- _YOUR INSTRUCTIONS_
Please quote every line word for word.

- _PROVIDED RECORDS_
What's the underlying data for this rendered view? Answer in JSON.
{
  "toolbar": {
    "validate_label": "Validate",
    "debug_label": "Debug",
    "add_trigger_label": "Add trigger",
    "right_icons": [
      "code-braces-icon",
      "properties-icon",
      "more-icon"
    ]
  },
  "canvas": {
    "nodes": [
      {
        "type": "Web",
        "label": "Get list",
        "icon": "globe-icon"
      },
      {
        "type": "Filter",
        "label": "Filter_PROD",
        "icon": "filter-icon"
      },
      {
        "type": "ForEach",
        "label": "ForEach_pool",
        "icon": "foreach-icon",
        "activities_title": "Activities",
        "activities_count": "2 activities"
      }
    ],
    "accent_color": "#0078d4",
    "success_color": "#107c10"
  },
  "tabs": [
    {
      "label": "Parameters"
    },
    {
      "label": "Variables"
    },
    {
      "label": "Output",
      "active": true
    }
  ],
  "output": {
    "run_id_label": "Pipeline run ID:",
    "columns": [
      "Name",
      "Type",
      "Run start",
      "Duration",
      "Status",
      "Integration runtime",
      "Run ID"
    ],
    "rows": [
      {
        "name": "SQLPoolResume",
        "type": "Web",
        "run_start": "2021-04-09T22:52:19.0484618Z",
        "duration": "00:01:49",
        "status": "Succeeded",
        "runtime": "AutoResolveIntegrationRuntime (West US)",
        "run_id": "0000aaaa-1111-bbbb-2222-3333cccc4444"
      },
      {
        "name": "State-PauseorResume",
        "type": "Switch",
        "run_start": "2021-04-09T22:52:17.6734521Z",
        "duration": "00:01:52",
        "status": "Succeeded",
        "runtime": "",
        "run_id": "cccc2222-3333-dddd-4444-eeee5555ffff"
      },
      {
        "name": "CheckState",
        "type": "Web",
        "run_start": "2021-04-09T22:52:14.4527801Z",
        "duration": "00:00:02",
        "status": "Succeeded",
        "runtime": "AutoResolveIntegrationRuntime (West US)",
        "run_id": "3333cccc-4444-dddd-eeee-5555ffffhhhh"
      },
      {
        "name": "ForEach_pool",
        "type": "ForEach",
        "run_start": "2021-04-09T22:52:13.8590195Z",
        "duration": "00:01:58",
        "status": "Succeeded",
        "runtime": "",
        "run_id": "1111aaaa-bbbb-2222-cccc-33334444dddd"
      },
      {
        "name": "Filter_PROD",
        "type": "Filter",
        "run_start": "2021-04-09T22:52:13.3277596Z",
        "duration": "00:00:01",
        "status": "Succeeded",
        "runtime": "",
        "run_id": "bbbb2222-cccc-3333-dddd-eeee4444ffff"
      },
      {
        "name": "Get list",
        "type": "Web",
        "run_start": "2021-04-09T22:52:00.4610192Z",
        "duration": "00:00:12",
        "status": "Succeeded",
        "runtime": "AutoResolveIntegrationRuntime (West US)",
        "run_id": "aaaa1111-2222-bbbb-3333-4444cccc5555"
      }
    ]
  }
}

- _TASK RESPONSE_
What's the underlying data for this rendered view? Answer in JSON.
{
  "toolbar": {
    "validate_label": "Validate",
    "debug_label": "Debug",
    "add_trigger_label": "Add trigger",
    "right_icons": [
      "code-braces-icon",
      "properties-icon",
      "more-icon"
    ]
  },
  "canvas": {
    "nodes": [
      {
        "type": "Web",
        "label": "Get list",
        "icon": "globe-icon"
      },
      {
        "type": "Filter",
        "label": "Filter_PROD",
        "icon": "filter-icon"
      },
      {
        "type": "ForEach",
        "label": "ForEach_pool",
        "icon": "foreach-icon",
        "activities_title": "Activities",
        "activities_count": "2 activities"
      }
    ],
    "accent_color": "#0078d4",
    "success_color": "#107c10"
  },
  "tabs": [
    {
      "label": "Parameters"
    },
    {
      "label": "Variables"
    },
    {
      "label": "Output",
      "active": true
    }
  ],
  "output": {
    "run_id_label": "Pipeline run ID:",
    "columns": [
      "Name",
      "Type",
      "Run start",
      "Duration",
      "Status",
      "Integration runtime",
      "Run ID"
    ],
    "rows": [
      {
        "name": "SQLPoolResume",
        "type": "Web",
        "run_start": "2021-04-09T22:52:19.0484618Z",
        "duration": "00:01:49",
        "status": "Succeeded",
        "runtime": "AutoResolveIntegrationRuntime (West US)",
        "run_id": "0000aaaa-1111-bbbb-2222-3333cccc4444"
      },
      {
        "name": "State-PauseorResume",
        "type": "Switch",
        "run_start": "2021-04-09T22:52:17.6734521Z",
        "duration": "00:01:52",
        "status": "Succeeded",
        "runtime": "",
        "run_id": "cccc2222-3333-dddd-4444-eeee5555ffff"
      },
      {
        "name": "CheckState",
        "type": "Web",
        "run_start": "2021-04-09T22:52:14.4527801Z",
        "duration": "00:00:02",
        "status": "Succeeded",
        "runtime": "AutoResolveIntegrationRuntime (West US)",
        "run_id": "3333cccc-4444-dddd-eeee-5555ffffhhhh"
      },
      {
        "name": "ForEach_pool",
        "type": "ForEach",
        "run_start": "2021-04-09T22:52:13.8590195Z",
        "duration": "00:01:58",
        "status": "Succeeded",
        "runtime": "",
        "run_id": "1111aaaa-bbbb-2222-cccc-33334444dddd"
      },
      {
        "name": "Filter_PROD",
        "type": "Filter",
        "run_start": "2021-04-09T22:52:13.3277596Z",
        "duration": "00:00:01",
        "status": "Succeeded",
        "runtime": "",
        "run_id": "bbbb2222-cccc-3333-dddd-eeee4444ffff"
      },
      {
        "name": "Get list",
        "type": "Web",
        "run_start": "2021-04-09T22:52:00.4610192Z",
        "duration": "00:00:12",
        "status": "Succeeded",
        "runtime": "AutoResolveIntegrationRuntime (West US)",
        "run_id": "aaaa1111-2222-bbbb-3333-4444cccc5555"
      }
    ]
  }
}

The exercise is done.